## Objective
Write out the material again exactly, please, and omit the pictures.

## Raw data

* start *

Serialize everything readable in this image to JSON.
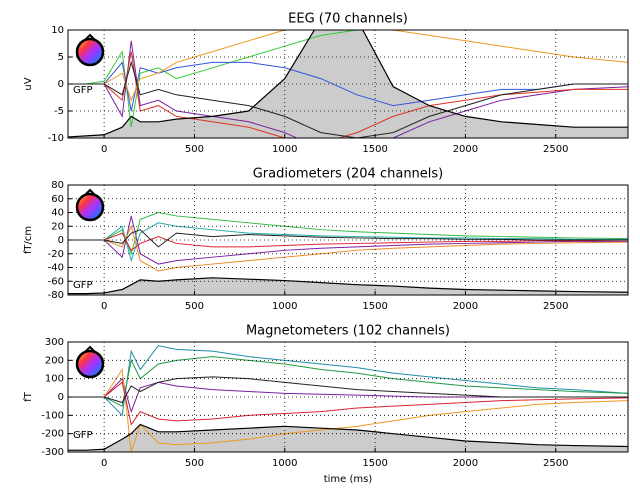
{
  "chart_data": [
    {
      "type": "line",
      "title": "EEG (70 channels)",
      "ylabel": "uV",
      "gfp_label": "GFP",
      "grid": true,
      "x": [
        -200,
        -100,
        0,
        100,
        150,
        200,
        300,
        400,
        600,
        800,
        1000,
        1200,
        1400,
        1600,
        1800,
        2000,
        2200,
        2400,
        2600,
        2900
      ],
      "xlim": [
        -200,
        2900
      ],
      "xticks": [
        0,
        500,
        1000,
        1500,
        2000,
        2500
      ],
      "ylim": [
        -10,
        10
      ],
      "yticks": [
        -10,
        -5,
        0,
        5,
        10
      ],
      "series": [
        {
          "color": "#33cc33",
          "values": [
            0,
            0,
            0.5,
            6,
            -8,
            2,
            3,
            1,
            3,
            5,
            7,
            9,
            10,
            11,
            12,
            12,
            12,
            12,
            12,
            12
          ]
        },
        {
          "color": "#7a1fa2",
          "values": [
            0,
            0,
            0,
            -6,
            8,
            -4,
            -3,
            -5,
            -6,
            -7,
            -9,
            -12,
            -12,
            -10,
            -7,
            -5,
            -3,
            -2,
            -1,
            -0.5
          ]
        },
        {
          "color": "#3355dd",
          "values": [
            0,
            0,
            0,
            4,
            -5,
            3,
            2,
            3,
            4,
            4,
            3,
            1,
            -2,
            -4,
            -3,
            -2,
            -1,
            -1,
            0,
            0
          ]
        },
        {
          "color": "#dd3322",
          "values": [
            0,
            0,
            0,
            -3,
            6,
            -5,
            -4,
            -6,
            -7,
            -8,
            -10,
            -11,
            -9,
            -6,
            -4,
            -3,
            -2,
            -1.5,
            -1,
            -1
          ]
        },
        {
          "color": "#ee9922",
          "values": [
            0,
            0,
            0,
            2,
            -3,
            1,
            2,
            4,
            6,
            8,
            10,
            11,
            11,
            10,
            9,
            8,
            7,
            6,
            5,
            4
          ]
        },
        {
          "color": "#222222",
          "values": [
            0,
            0,
            0,
            -2,
            4,
            -2,
            -1,
            -2,
            -3,
            -4,
            -6,
            -9,
            -10,
            -9,
            -6,
            -4,
            -2,
            -1,
            0,
            0
          ]
        }
      ],
      "gfp": {
        "color": "#000000",
        "values": [
          -9.8,
          -9.6,
          -9.4,
          -8,
          -6,
          -7,
          -7,
          -6.5,
          -6,
          -5,
          1,
          12,
          12,
          -0.5,
          -4,
          -6,
          -7,
          -7.5,
          -8,
          -8
        ]
      }
    },
    {
      "type": "line",
      "title": "Gradiometers (204 channels)",
      "ylabel": "fT/cm",
      "gfp_label": "GFP",
      "grid": true,
      "x": [
        -200,
        -100,
        0,
        100,
        150,
        200,
        300,
        400,
        600,
        800,
        1000,
        1200,
        1400,
        1600,
        1800,
        2000,
        2200,
        2400,
        2600,
        2900
      ],
      "xlim": [
        -200,
        2900
      ],
      "xticks": [
        0,
        500,
        1000,
        1500,
        2000,
        2500
      ],
      "ylim": [
        -80,
        80
      ],
      "yticks": [
        -80,
        -60,
        -40,
        -20,
        0,
        20,
        40,
        60,
        80
      ],
      "series": [
        {
          "color": "#22aaaa",
          "values": [
            0,
            0,
            0,
            20,
            -30,
            10,
            25,
            20,
            15,
            10,
            8,
            6,
            5,
            4,
            3,
            3,
            2,
            2,
            1,
            1
          ]
        },
        {
          "color": "#7a1fa2",
          "values": [
            0,
            0,
            0,
            -25,
            35,
            -20,
            -35,
            -30,
            -25,
            -20,
            -15,
            -12,
            -10,
            -8,
            -6,
            -5,
            -4,
            -3,
            -2,
            -2
          ]
        },
        {
          "color": "#33bb44",
          "values": [
            0,
            0,
            0,
            15,
            -20,
            30,
            40,
            35,
            30,
            25,
            20,
            15,
            12,
            10,
            8,
            6,
            5,
            4,
            3,
            2
          ]
        },
        {
          "color": "#ee8822",
          "values": [
            0,
            0,
            0,
            -10,
            20,
            -30,
            -45,
            -40,
            -35,
            -30,
            -25,
            -20,
            -15,
            -12,
            -10,
            -8,
            -6,
            -5,
            -4,
            -3
          ]
        },
        {
          "color": "#dd2233",
          "values": [
            0,
            0,
            0,
            10,
            -15,
            -5,
            5,
            -5,
            -10,
            -10,
            -8,
            -6,
            -5,
            -4,
            -3,
            -2,
            -2,
            -1,
            -1,
            0
          ]
        },
        {
          "color": "#222222",
          "values": [
            0,
            0,
            0,
            -5,
            10,
            15,
            -10,
            10,
            5,
            8,
            6,
            4,
            3,
            2,
            2,
            1,
            1,
            0,
            0,
            0
          ]
        }
      ],
      "gfp": {
        "color": "#000000",
        "values": [
          -78,
          -78,
          -77,
          -72,
          -65,
          -58,
          -60,
          -58,
          -55,
          -57,
          -59,
          -62,
          -65,
          -67,
          -70,
          -72,
          -73,
          -74,
          -75,
          -76
        ]
      }
    },
    {
      "type": "line",
      "title": "Magnetometers (102 channels)",
      "ylabel": "fT",
      "xlabel": "time (ms)",
      "gfp_label": "GFP",
      "grid": true,
      "x": [
        -200,
        -100,
        0,
        100,
        150,
        200,
        300,
        400,
        600,
        800,
        1000,
        1200,
        1400,
        1600,
        1800,
        2000,
        2200,
        2400,
        2600,
        2900
      ],
      "xlim": [
        -200,
        2900
      ],
      "xticks": [
        0,
        500,
        1000,
        1500,
        2000,
        2500
      ],
      "ylim": [
        -300,
        300
      ],
      "yticks": [
        -300,
        -200,
        -100,
        0,
        100,
        200,
        300
      ],
      "series": [
        {
          "color": "#1f8fa8",
          "values": [
            0,
            0,
            0,
            -100,
            250,
            150,
            280,
            260,
            250,
            220,
            200,
            180,
            160,
            130,
            110,
            90,
            70,
            50,
            40,
            20
          ]
        },
        {
          "color": "#7a1fa2",
          "values": [
            0,
            0,
            0,
            100,
            -80,
            50,
            80,
            60,
            40,
            30,
            20,
            15,
            10,
            5,
            0,
            0,
            0,
            0,
            0,
            0
          ]
        },
        {
          "color": "#ee9922",
          "values": [
            0,
            0,
            0,
            150,
            -300,
            -150,
            -250,
            -260,
            -250,
            -230,
            -200,
            -180,
            -160,
            -130,
            -100,
            -80,
            -60,
            -40,
            -30,
            -20
          ]
        },
        {
          "color": "#229944",
          "values": [
            0,
            0,
            0,
            -50,
            200,
            100,
            180,
            200,
            220,
            200,
            180,
            150,
            130,
            100,
            80,
            60,
            50,
            40,
            30,
            20
          ]
        },
        {
          "color": "#dd2233",
          "values": [
            0,
            0,
            0,
            80,
            -150,
            -80,
            -120,
            -130,
            -120,
            -100,
            -90,
            -80,
            -60,
            -50,
            -40,
            -30,
            -20,
            -15,
            -10,
            -5
          ]
        },
        {
          "color": "#222222",
          "values": [
            0,
            0,
            0,
            -30,
            60,
            30,
            80,
            100,
            110,
            100,
            80,
            60,
            40,
            30,
            20,
            10,
            0,
            0,
            0,
            0
          ]
        }
      ],
      "gfp": {
        "color": "#000000",
        "values": [
          -290,
          -290,
          -285,
          -230,
          -200,
          -150,
          -190,
          -190,
          -180,
          -170,
          -160,
          -170,
          -180,
          -200,
          -220,
          -240,
          -250,
          -260,
          -265,
          -270
        ]
      }
    }
  ]
}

* end *

## Task solution
Serialize everything readable in this image to JSON.
{
  "chart_data": [
    {
      "type": "line",
      "title": "EEG (70 channels)",
      "ylabel": "uV",
      "gfp_label": "GFP",
      "grid": true,
      "x": [
        -200,
        -100,
        0,
        100,
        150,
        200,
        300,
        400,
        600,
        800,
        1000,
        1200,
        1400,
        1600,
        1800,
        2000,
        2200,
        2400,
        2600,
        2900
      ],
      "xlim": [
        -200,
        2900
      ],
      "xticks": [
        0,
        500,
        1000,
        1500,
        2000,
        2500
      ],
      "ylim": [
        -10,
        10
      ],
      "yticks": [
        -10,
        -5,
        0,
        5,
        10
      ],
      "series": [
        {
          "color": "#33cc33",
          "values": [
            0,
            0,
            0.5,
            6,
            -8,
            2,
            3,
            1,
            3,
            5,
            7,
            9,
            10,
            11,
            12,
            12,
            12,
            12,
            12,
            12
          ]
        },
        {
          "color": "#7a1fa2",
          "values": [
            0,
            0,
            0,
            -6,
            8,
            -4,
            -3,
            -5,
            -6,
            -7,
            -9,
            -12,
            -12,
            -10,
            -7,
            -5,
            -3,
            -2,
            -1,
            -0.5
          ]
        },
        {
          "color": "#3355dd",
          "values": [
            0,
            0,
            0,
            4,
            -5,
            3,
            2,
            3,
            4,
            4,
            3,
            1,
            -2,
            -4,
            -3,
            -2,
            -1,
            -1,
            0,
            0
          ]
        },
        {
          "color": "#dd3322",
          "values": [
            0,
            0,
            0,
            -3,
            6,
            -5,
            -4,
            -6,
            -7,
            -8,
            -10,
            -11,
            -9,
            -6,
            -4,
            -3,
            -2,
            -1.5,
            -1,
            -1
          ]
        },
        {
          "color": "#ee9922",
          "values": [
            0,
            0,
            0,
            2,
            -3,
            1,
            2,
            4,
            6,
            8,
            10,
            11,
            11,
            10,
            9,
            8,
            7,
            6,
            5,
            4
          ]
        },
        {
          "color": "#222222",
          "values": [
            0,
            0,
            0,
            -2,
            4,
            -2,
            -1,
            -2,
            -3,
            -4,
            -6,
            -9,
            -10,
            -9,
            -6,
            -4,
            -2,
            -1,
            0,
            0
          ]
        }
      ],
      "gfp": {
        "color": "#000000",
        "values": [
          -9.8,
          -9.6,
          -9.4,
          -8,
          -6,
          -7,
          -7,
          -6.5,
          -6,
          -5,
          1,
          12,
          12,
          -0.5,
          -4,
          -6,
          -7,
          -7.5,
          -8,
          -8
        ]
      }
    },
    {
      "type": "line",
      "title": "Gradiometers (204 channels)",
      "ylabel": "fT/cm",
      "gfp_label": "GFP",
      "grid": true,
      "x": [
        -200,
        -100,
        0,
        100,
        150,
        200,
        300,
        400,
        600,
        800,
        1000,
        1200,
        1400,
        1600,
        1800,
        2000,
        2200,
        2400,
        2600,
        2900
      ],
      "xlim": [
        -200,
        2900
      ],
      "xticks": [
        0,
        500,
        1000,
        1500,
        2000,
        2500
      ],
      "ylim": [
        -80,
        80
      ],
      "yticks": [
        -80,
        -60,
        -40,
        -20,
        0,
        20,
        40,
        60,
        80
      ],
      "series": [
        {
          "color": "#22aaaa",
          "values": [
            0,
            0,
            0,
            20,
            -30,
            10,
            25,
            20,
            15,
            10,
            8,
            6,
            5,
            4,
            3,
            3,
            2,
            2,
            1,
            1
          ]
        },
        {
          "color": "#7a1fa2",
          "values": [
            0,
            0,
            0,
            -25,
            35,
            -20,
            -35,
            -30,
            -25,
            -20,
            -15,
            -12,
            -10,
            -8,
            -6,
            -5,
            -4,
            -3,
            -2,
            -2
          ]
        },
        {
          "color": "#33bb44",
          "values": [
            0,
            0,
            0,
            15,
            -20,
            30,
            40,
            35,
            30,
            25,
            20,
            15,
            12,
            10,
            8,
            6,
            5,
            4,
            3,
            2
          ]
        },
        {
          "color": "#ee8822",
          "values": [
            0,
            0,
            0,
            -10,
            20,
            -30,
            -45,
            -40,
            -35,
            -30,
            -25,
            -20,
            -15,
            -12,
            -10,
            -8,
            -6,
            -5,
            -4,
            -3
          ]
        },
        {
          "color": "#dd2233",
          "values": [
            0,
            0,
            0,
            10,
            -15,
            -5,
            5,
            -5,
            -10,
            -10,
            -8,
            -6,
            -5,
            -4,
            -3,
            -2,
            -2,
            -1,
            -1,
            0
          ]
        },
        {
          "color": "#222222",
          "values": [
            0,
            0,
            0,
            -5,
            10,
            15,
            -10,
            10,
            5,
            8,
            6,
            4,
            3,
            2,
            2,
            1,
            1,
            0,
            0,
            0
          ]
        }
      ],
      "gfp": {
        "color": "#000000",
        "values": [
          -78,
          -78,
          -77,
          -72,
          -65,
          -58,
          -60,
          -58,
          -55,
          -57,
          -59,
          -62,
          -65,
          -67,
          -70,
          -72,
          -73,
          -74,
          -75,
          -76
        ]
      }
    },
    {
      "type": "line",
      "title": "Magnetometers (102 channels)",
      "ylabel": "fT",
      "xlabel": "time (ms)",
      "gfp_label": "GFP",
      "grid": true,
      "x": [
        -200,
        -100,
        0,
        100,
        150,
        200,
        300,
        400,
        600,
        800,
        1000,
        1200,
        1400,
        1600,
        1800,
        2000,
        2200,
        2400,
        2600,
        2900
      ],
      "xlim": [
        -200,
        2900
      ],
      "xticks": [
        0,
        500,
        1000,
        1500,
        2000,
        2500
      ],
      "ylim": [
        -300,
        300
      ],
      "yticks": [
        -300,
        -200,
        -100,
        0,
        100,
        200,
        300
      ],
      "series": [
        {
          "color": "#1f8fa8",
          "values": [
            0,
            0,
            0,
            -100,
            250,
            150,
            280,
            260,
            250,
            220,
            200,
            180,
            160,
            130,
            110,
            90,
            70,
            50,
            40,
            20
          ]
        },
        {
          "color": "#7a1fa2",
          "values": [
            0,
            0,
            0,
            100,
            -80,
            50,
            80,
            60,
            40,
            30,
            20,
            15,
            10,
            5,
            0,
            0,
            0,
            0,
            0,
            0
          ]
        },
        {
          "color": "#ee9922",
          "values": [
            0,
            0,
            0,
            150,
            -300,
            -150,
            -250,
            -260,
            -250,
            -230,
            -200,
            -180,
            -160,
            -130,
            -100,
            -80,
            -60,
            -40,
            -30,
            -20
          ]
        },
        {
          "color": "#229944",
          "values": [
            0,
            0,
            0,
            -50,
            200,
            100,
            180,
            200,
            220,
            200,
            180,
            150,
            130,
            100,
            80,
            60,
            50,
            40,
            30,
            20
          ]
        },
        {
          "color": "#dd2233",
          "values": [
            0,
            0,
            0,
            80,
            -150,
            -80,
            -120,
            -130,
            -120,
            -100,
            -90,
            -80,
            -60,
            -50,
            -40,
            -30,
            -20,
            -15,
            -10,
            -5
          ]
        },
        {
          "color": "#222222",
          "values": [
            0,
            0,
            0,
            -30,
            60,
            30,
            80,
            100,
            110,
            100,
            80,
            60,
            40,
            30,
            20,
            10,
            0,
            0,
            0,
            0
          ]
        }
      ],
      "gfp": {
        "color": "#000000",
        "values": [
          -290,
          -290,
          -285,
          -230,
          -200,
          -150,
          -190,
          -190,
          -180,
          -170,
          -160,
          -170,
          -180,
          -200,
          -220,
          -240,
          -250,
          -260,
          -265,
          -270
        ]
      }
    }
  ]
}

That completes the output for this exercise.